Exercise goal: Every record must be repeated exactly; omit any pictures they contain.

Entries:

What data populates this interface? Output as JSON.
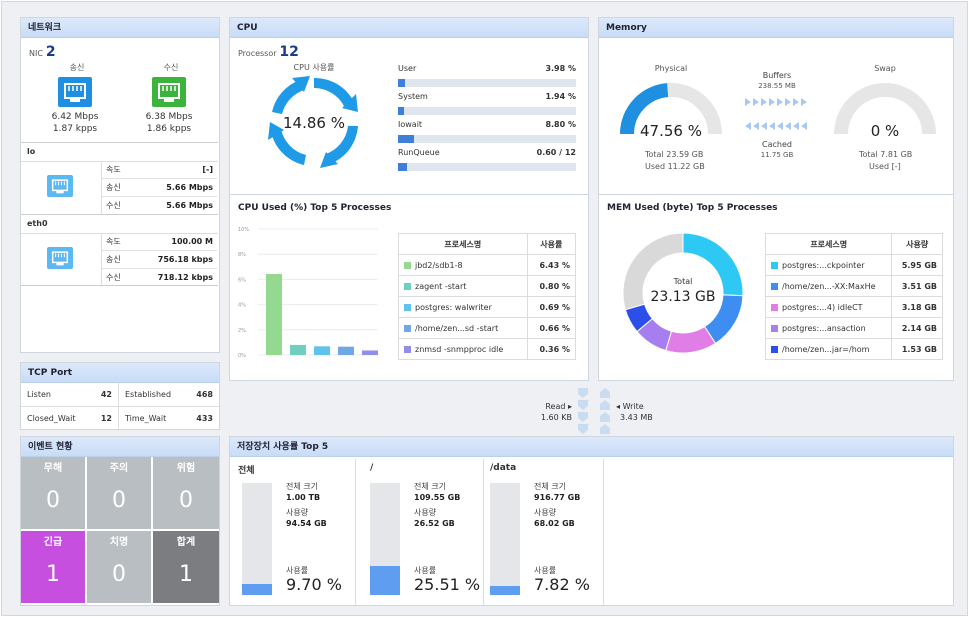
{
  "network": {
    "title": "네트워크",
    "nic_label": "NIC",
    "nic_count": "2",
    "send_label": "송신",
    "recv_label": "수신",
    "send_mbps": "6.42 Mbps",
    "send_kpps": "1.87 kpps",
    "recv_mbps": "6.38 Mbps",
    "recv_kpps": "1.86 kpps",
    "interfaces": [
      {
        "name": "lo",
        "rows": [
          {
            "k": "속도",
            "v": "[-]"
          },
          {
            "k": "송신",
            "v": "5.66 Mbps"
          },
          {
            "k": "수신",
            "v": "5.66 Mbps"
          }
        ]
      },
      {
        "name": "eth0",
        "rows": [
          {
            "k": "속도",
            "v": "100.00 M"
          },
          {
            "k": "송신",
            "v": "756.18 kbps"
          },
          {
            "k": "수신",
            "v": "718.12 kbps"
          }
        ]
      }
    ],
    "colors": {
      "send": "#1e8fe1",
      "recv": "#3cb43c",
      "if": "#5bb8f0"
    }
  },
  "tcp": {
    "title": "TCP Port",
    "cells": [
      {
        "k": "Listen",
        "v": "42"
      },
      {
        "k": "Established",
        "v": "468"
      },
      {
        "k": "Closed_Wait",
        "v": "12"
      },
      {
        "k": "Time_Wait",
        "v": "433"
      }
    ]
  },
  "events": {
    "title": "이벤트 현황",
    "items": [
      {
        "label": "무해",
        "value": "0",
        "color": "#b9bec3"
      },
      {
        "label": "주의",
        "value": "0",
        "color": "#b9bec3"
      },
      {
        "label": "위험",
        "value": "0",
        "color": "#b9bec3"
      },
      {
        "label": "긴급",
        "value": "1",
        "color": "#c64fe0"
      },
      {
        "label": "치명",
        "value": "0",
        "color": "#b9bec3"
      },
      {
        "label": "합계",
        "value": "1",
        "color": "#7b7d80"
      }
    ]
  },
  "cpu": {
    "title": "CPU",
    "processor_label": "Processor",
    "processor_count": "12",
    "usage_label": "CPU 사용률",
    "usage_value": "14.86 %",
    "stats": [
      {
        "name": "User",
        "value": "3.98 %",
        "fraction": 0.0398
      },
      {
        "name": "System",
        "value": "1.94 %",
        "fraction": 0.0194
      },
      {
        "name": "Iowait",
        "value": "8.80 %",
        "fraction": 0.088
      },
      {
        "name": "RunQueue",
        "value": "0.60 / 12",
        "fraction": 0.05
      }
    ]
  },
  "cpu_top": {
    "title": "CPU Used (%) Top 5 Processes",
    "col_name": "프로세스명",
    "col_value": "사용률",
    "rows": [
      {
        "name": "jbd2/sdb1-8",
        "value": "6.43 %",
        "color": "#95d88f"
      },
      {
        "name": "zagent -start",
        "value": "0.80 %",
        "color": "#6fd0c0"
      },
      {
        "name": "postgres: walwriter",
        "value": "0.69 %",
        "color": "#5fc3ee"
      },
      {
        "name": "/home/zen...sd -start",
        "value": "0.66 %",
        "color": "#6ea8e6"
      },
      {
        "name": "znmsd -snmpproc idle",
        "value": "0.36 %",
        "color": "#8f8fe6"
      }
    ],
    "chart_data": {
      "type": "bar",
      "categories": [
        "jbd2/sdb1-8",
        "zagent -start",
        "postgres: walwriter",
        "/home/zen...sd -start",
        "znmsd -snmpproc idle"
      ],
      "values": [
        6.43,
        0.8,
        0.69,
        0.66,
        0.36
      ],
      "ylim": [
        0,
        10
      ],
      "ticks": [
        "0%",
        "2%",
        "4%",
        "6%",
        "8%",
        "10%"
      ],
      "grid": true
    }
  },
  "memory": {
    "title": "Memory",
    "physical_label": "Physical",
    "physical_value": "47.56 %",
    "physical_fraction": 0.4756,
    "physical_total": "Total 23.59 GB",
    "physical_used": "Used 11.22 GB",
    "buffers_label": "Buffers",
    "buffers_value": "238.55 MB",
    "cached_label": "Cached",
    "cached_value": "11.75 GB",
    "swap_label": "Swap",
    "swap_value": "0 %",
    "swap_fraction": 0,
    "swap_total": "Total 7.81 GB",
    "swap_used": "Used [-]",
    "colors": {
      "gauge": "#1e8fe1",
      "track": "#e6e6e6"
    }
  },
  "mem_top": {
    "title": "MEM Used (byte) Top 5 Processes",
    "total_label": "Total",
    "total_value": "23.13 GB",
    "col_name": "프로세스명",
    "col_value": "사용량",
    "rows": [
      {
        "name": "postgres:...ckpointer",
        "value": "5.95 GB",
        "color": "#2ec8f5"
      },
      {
        "name": "/home/zen...-XX:MaxHe",
        "value": "3.51 GB",
        "color": "#3d8ef0"
      },
      {
        "name": "postgres:...4) idleCT",
        "value": "3.18 GB",
        "color": "#e07de6"
      },
      {
        "name": "postgres:...ansaction",
        "value": "2.14 GB",
        "color": "#a77ef0"
      },
      {
        "name": "/home/zen...jar=/hom",
        "value": "1.53 GB",
        "color": "#2b4fe8"
      }
    ],
    "chart_data": {
      "type": "pie",
      "labels": [
        "postgres:...ckpointer",
        "/home/zen...-XX:MaxHe",
        "postgres:...4) idleCT",
        "postgres:...ansaction",
        "/home/zen...jar=/hom"
      ],
      "values": [
        5.95,
        3.51,
        3.18,
        2.14,
        1.53
      ],
      "total": 23.13,
      "other_color": "#d9d9d9"
    }
  },
  "io": {
    "read_label": "Read",
    "read_value": "1.60 KB",
    "write_label": "Write",
    "write_value": "3.43 MB"
  },
  "storage": {
    "title": "저장장치 사용률 Top 5",
    "total_size_label": "전체 크기",
    "used_label": "사용량",
    "usage_label": "사용률",
    "items": [
      {
        "name": "전체",
        "total": "1.00 TB",
        "used": "94.54 GB",
        "percent": "9.70 %",
        "fraction": 0.097
      },
      {
        "name": "/",
        "total": "109.55 GB",
        "used": "26.52 GB",
        "percent": "25.51 %",
        "fraction": 0.2551
      },
      {
        "name": "/data",
        "total": "916.77 GB",
        "used": "68.02 GB",
        "percent": "7.82 %",
        "fraction": 0.0782
      }
    ]
  }
}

Answer for this exercise:
What data populates this interface? Output as JSON.
{
  "network": {
    "title": "네트워크",
    "nic_label": "NIC",
    "nic_count": "2",
    "send_label": "송신",
    "recv_label": "수신",
    "send_mbps": "6.42 Mbps",
    "send_kpps": "1.87 kpps",
    "recv_mbps": "6.38 Mbps",
    "recv_kpps": "1.86 kpps",
    "interfaces": [
      {
        "name": "lo",
        "rows": [
          {
            "k": "속도",
            "v": "[-]"
          },
          {
            "k": "송신",
            "v": "5.66 Mbps"
          },
          {
            "k": "수신",
            "v": "5.66 Mbps"
          }
        ]
      },
      {
        "name": "eth0",
        "rows": [
          {
            "k": "속도",
            "v": "100.00 M"
          },
          {
            "k": "송신",
            "v": "756.18 kbps"
          },
          {
            "k": "수신",
            "v": "718.12 kbps"
          }
        ]
      }
    ],
    "colors": {
      "send": "#1e8fe1",
      "recv": "#3cb43c",
      "if": "#5bb8f0"
    }
  },
  "tcp": {
    "title": "TCP Port",
    "cells": [
      {
        "k": "Listen",
        "v": "42"
      },
      {
        "k": "Established",
        "v": "468"
      },
      {
        "k": "Closed_Wait",
        "v": "12"
      },
      {
        "k": "Time_Wait",
        "v": "433"
      }
    ]
  },
  "events": {
    "title": "이벤트 현황",
    "items": [
      {
        "label": "무해",
        "value": "0",
        "color": "#b9bec3"
      },
      {
        "label": "주의",
        "value": "0",
        "color": "#b9bec3"
      },
      {
        "label": "위험",
        "value": "0",
        "color": "#b9bec3"
      },
      {
        "label": "긴급",
        "value": "1",
        "color": "#c64fe0"
      },
      {
        "label": "치명",
        "value": "0",
        "color": "#b9bec3"
      },
      {
        "label": "합계",
        "value": "1",
        "color": "#7b7d80"
      }
    ]
  },
  "cpu": {
    "title": "CPU",
    "processor_label": "Processor",
    "processor_count": "12",
    "usage_label": "CPU 사용률",
    "usage_value": "14.86 %",
    "stats": [
      {
        "name": "User",
        "value": "3.98 %",
        "fraction": 0.0398
      },
      {
        "name": "System",
        "value": "1.94 %",
        "fraction": 0.0194
      },
      {
        "name": "Iowait",
        "value": "8.80 %",
        "fraction": 0.088
      },
      {
        "name": "RunQueue",
        "value": "0.60 / 12",
        "fraction": 0.05
      }
    ]
  },
  "cpu_top": {
    "title": "CPU Used (%) Top 5 Processes",
    "col_name": "프로세스명",
    "col_value": "사용률",
    "rows": [
      {
        "name": "jbd2/sdb1-8",
        "value": "6.43 %",
        "color": "#95d88f"
      },
      {
        "name": "zagent -start",
        "value": "0.80 %",
        "color": "#6fd0c0"
      },
      {
        "name": "postgres: walwriter",
        "value": "0.69 %",
        "color": "#5fc3ee"
      },
      {
        "name": "/home/zen...sd -start",
        "value": "0.66 %",
        "color": "#6ea8e6"
      },
      {
        "name": "znmsd -snmpproc idle",
        "value": "0.36 %",
        "color": "#8f8fe6"
      }
    ],
    "chart_data": {
      "type": "bar",
      "categories": [
        "jbd2/sdb1-8",
        "zagent -start",
        "postgres: walwriter",
        "/home/zen...sd -start",
        "znmsd -snmpproc idle"
      ],
      "values": [
        6.43,
        0.8,
        0.69,
        0.66,
        0.36
      ],
      "ylim": [
        0,
        10
      ],
      "ticks": [
        "0%",
        "2%",
        "4%",
        "6%",
        "8%",
        "10%"
      ],
      "grid": true
    }
  },
  "memory": {
    "title": "Memory",
    "physical_label": "Physical",
    "physical_value": "47.56 %",
    "physical_fraction": 0.4756,
    "physical_total": "Total 23.59 GB",
    "physical_used": "Used 11.22 GB",
    "buffers_label": "Buffers",
    "buffers_value": "238.55 MB",
    "cached_label": "Cached",
    "cached_value": "11.75 GB",
    "swap_label": "Swap",
    "swap_value": "0 %",
    "swap_fraction": 0,
    "swap_total": "Total 7.81 GB",
    "swap_used": "Used [-]",
    "colors": {
      "gauge": "#1e8fe1",
      "track": "#e6e6e6"
    }
  },
  "mem_top": {
    "title": "MEM Used (byte) Top 5 Processes",
    "total_label": "Total",
    "total_value": "23.13 GB",
    "col_name": "프로세스명",
    "col_value": "사용량",
    "rows": [
      {
        "name": "postgres:...ckpointer",
        "value": "5.95 GB",
        "color": "#2ec8f5"
      },
      {
        "name": "/home/zen...-XX:MaxHe",
        "value": "3.51 GB",
        "color": "#3d8ef0"
      },
      {
        "name": "postgres:...4) idleCT",
        "value": "3.18 GB",
        "color": "#e07de6"
      },
      {
        "name": "postgres:...ansaction",
        "value": "2.14 GB",
        "color": "#a77ef0"
      },
      {
        "name": "/home/zen...jar=/hom",
        "value": "1.53 GB",
        "color": "#2b4fe8"
      }
    ],
    "chart_data": {
      "type": "pie",
      "labels": [
        "postgres:...ckpointer",
        "/home/zen...-XX:MaxHe",
        "postgres:...4) idleCT",
        "postgres:...ansaction",
        "/home/zen...jar=/hom"
      ],
      "values": [
        5.95,
        3.51,
        3.18,
        2.14,
        1.53
      ],
      "total": 23.13,
      "other_color": "#d9d9d9"
    }
  },
  "io": {
    "read_label": "Read",
    "read_value": "1.60 KB",
    "write_label": "Write",
    "write_value": "3.43 MB"
  },
  "storage": {
    "title": "저장장치 사용률 Top 5",
    "total_size_label": "전체 크기",
    "used_label": "사용량",
    "usage_label": "사용률",
    "items": [
      {
        "name": "전체",
        "total": "1.00 TB",
        "used": "94.54 GB",
        "percent": "9.70 %",
        "fraction": 0.097
      },
      {
        "name": "/",
        "total": "109.55 GB",
        "used": "26.52 GB",
        "percent": "25.51 %",
        "fraction": 0.2551
      },
      {
        "name": "/data",
        "total": "916.77 GB",
        "used": "68.02 GB",
        "percent": "7.82 %",
        "fraction": 0.0782
      }
    ]
  }
}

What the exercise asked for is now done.